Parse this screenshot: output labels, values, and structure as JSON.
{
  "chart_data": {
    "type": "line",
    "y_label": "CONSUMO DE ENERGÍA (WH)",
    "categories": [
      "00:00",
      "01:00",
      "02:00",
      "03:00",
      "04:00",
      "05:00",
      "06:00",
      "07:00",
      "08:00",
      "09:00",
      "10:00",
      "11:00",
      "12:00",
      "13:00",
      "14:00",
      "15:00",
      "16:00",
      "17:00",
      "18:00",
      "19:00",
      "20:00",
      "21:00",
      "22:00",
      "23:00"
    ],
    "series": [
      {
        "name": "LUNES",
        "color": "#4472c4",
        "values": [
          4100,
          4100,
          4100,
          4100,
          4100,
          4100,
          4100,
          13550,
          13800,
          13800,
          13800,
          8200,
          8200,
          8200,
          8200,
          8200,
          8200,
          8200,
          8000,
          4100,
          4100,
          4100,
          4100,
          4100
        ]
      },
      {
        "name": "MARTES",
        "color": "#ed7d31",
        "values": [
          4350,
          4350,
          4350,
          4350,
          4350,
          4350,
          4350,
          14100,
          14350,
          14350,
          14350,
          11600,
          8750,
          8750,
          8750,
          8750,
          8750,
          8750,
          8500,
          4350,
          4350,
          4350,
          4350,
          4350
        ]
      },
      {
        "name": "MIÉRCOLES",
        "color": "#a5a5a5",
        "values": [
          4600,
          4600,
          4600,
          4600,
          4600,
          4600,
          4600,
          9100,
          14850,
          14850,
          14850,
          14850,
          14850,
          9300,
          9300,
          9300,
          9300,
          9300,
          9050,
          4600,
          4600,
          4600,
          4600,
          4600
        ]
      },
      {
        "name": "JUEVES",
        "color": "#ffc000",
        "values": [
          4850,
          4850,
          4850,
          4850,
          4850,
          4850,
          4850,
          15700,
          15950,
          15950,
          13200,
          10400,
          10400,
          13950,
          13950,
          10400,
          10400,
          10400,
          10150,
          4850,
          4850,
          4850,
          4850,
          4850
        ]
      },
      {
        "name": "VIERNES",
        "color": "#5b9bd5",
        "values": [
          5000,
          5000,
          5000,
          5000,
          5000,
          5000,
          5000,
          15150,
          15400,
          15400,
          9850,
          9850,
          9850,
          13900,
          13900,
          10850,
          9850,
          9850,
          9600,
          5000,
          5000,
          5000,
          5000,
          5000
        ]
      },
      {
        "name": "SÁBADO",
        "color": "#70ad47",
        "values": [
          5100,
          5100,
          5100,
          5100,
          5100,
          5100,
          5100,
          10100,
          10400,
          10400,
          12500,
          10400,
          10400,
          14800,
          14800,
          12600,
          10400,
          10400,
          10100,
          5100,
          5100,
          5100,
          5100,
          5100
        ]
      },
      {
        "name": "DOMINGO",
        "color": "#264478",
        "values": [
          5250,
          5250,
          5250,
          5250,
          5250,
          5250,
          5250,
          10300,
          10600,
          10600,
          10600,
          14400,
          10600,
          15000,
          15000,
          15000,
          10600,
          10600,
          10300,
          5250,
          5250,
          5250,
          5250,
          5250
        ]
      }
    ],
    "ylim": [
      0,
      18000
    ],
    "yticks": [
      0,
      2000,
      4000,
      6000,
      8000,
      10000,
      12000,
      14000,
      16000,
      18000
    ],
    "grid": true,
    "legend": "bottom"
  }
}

=-=-=-=-=

- **What the task asks**: Repeat the entries exactly, all of them.

- **Solution to the problem**:
Parse this screenshot: output labels, values, and structure as JSON.
{
  "chart_data": {
    "type": "line",
    "y_label": "CONSUMO DE ENERGÍA (WH)",
    "categories": [
      "00:00",
      "01:00",
      "02:00",
      "03:00",
      "04:00",
      "05:00",
      "06:00",
      "07:00",
      "08:00",
      "09:00",
      "10:00",
      "11:00",
      "12:00",
      "13:00",
      "14:00",
      "15:00",
      "16:00",
      "17:00",
      "18:00",
      "19:00",
      "20:00",
      "21:00",
      "22:00",
      "23:00"
    ],
    "series": [
      {
        "name": "LUNES",
        "color": "#4472c4",
        "values": [
          4100,
          4100,
          4100,
          4100,
          4100,
          4100,
          4100,
          13550,
          13800,
          13800,
          13800,
          8200,
          8200,
          8200,
          8200,
          8200,
          8200,
          8200,
          8000,
          4100,
          4100,
          4100,
          4100,
          4100
        ]
      },
      {
        "name": "MARTES",
        "color": "#ed7d31",
        "values": [
          4350,
          4350,
          4350,
          4350,
          4350,
          4350,
          4350,
          14100,
          14350,
          14350,
          14350,
          11600,
          8750,
          8750,
          8750,
          8750,
          8750,
          8750,
          8500,
          4350,
          4350,
          4350,
          4350,
          4350
        ]
      },
      {
        "name": "MIÉRCOLES",
        "color": "#a5a5a5",
        "values": [
          4600,
          4600,
          4600,
          4600,
          4600,
          4600,
          4600,
          9100,
          14850,
          14850,
          14850,
          14850,
          14850,
          9300,
          9300,
          9300,
          9300,
          9300,
          9050,
          4600,
          4600,
          4600,
          4600,
          4600
        ]
      },
      {
        "name": "JUEVES",
        "color": "#ffc000",
        "values": [
          4850,
          4850,
          4850,
          4850,
          4850,
          4850,
          4850,
          15700,
          15950,
          15950,
          13200,
          10400,
          10400,
          13950,
          13950,
          10400,
          10400,
          10400,
          10150,
          4850,
          4850,
          4850,
          4850,
          4850
        ]
      },
      {
        "name": "VIERNES",
        "color": "#5b9bd5",
        "values": [
          5000,
          5000,
          5000,
          5000,
          5000,
          5000,
          5000,
          15150,
          15400,
          15400,
          9850,
          9850,
          9850,
          13900,
          13900,
          10850,
          9850,
          9850,
          9600,
          5000,
          5000,
          5000,
          5000,
          5000
        ]
      },
      {
        "name": "SÁBADO",
        "color": "#70ad47",
        "values": [
          5100,
          5100,
          5100,
          5100,
          5100,
          5100,
          5100,
          10100,
          10400,
          10400,
          12500,
          10400,
          10400,
          14800,
          14800,
          12600,
          10400,
          10400,
          10100,
          5100,
          5100,
          5100,
          5100,
          5100
        ]
      },
      {
        "name": "DOMINGO",
        "color": "#264478",
        "values": [
          5250,
          5250,
          5250,
          5250,
          5250,
          5250,
          5250,
          10300,
          10600,
          10600,
          10600,
          14400,
          10600,
          15000,
          15000,
          15000,
          10600,
          10600,
          10300,
          5250,
          5250,
          5250,
          5250,
          5250
        ]
      }
    ],
    "ylim": [
      0,
      18000
    ],
    "yticks": [
      0,
      2000,
      4000,
      6000,
      8000,
      10000,
      12000,
      14000,
      16000,
      18000
    ],
    "grid": true,
    "legend": "bottom"
  }
}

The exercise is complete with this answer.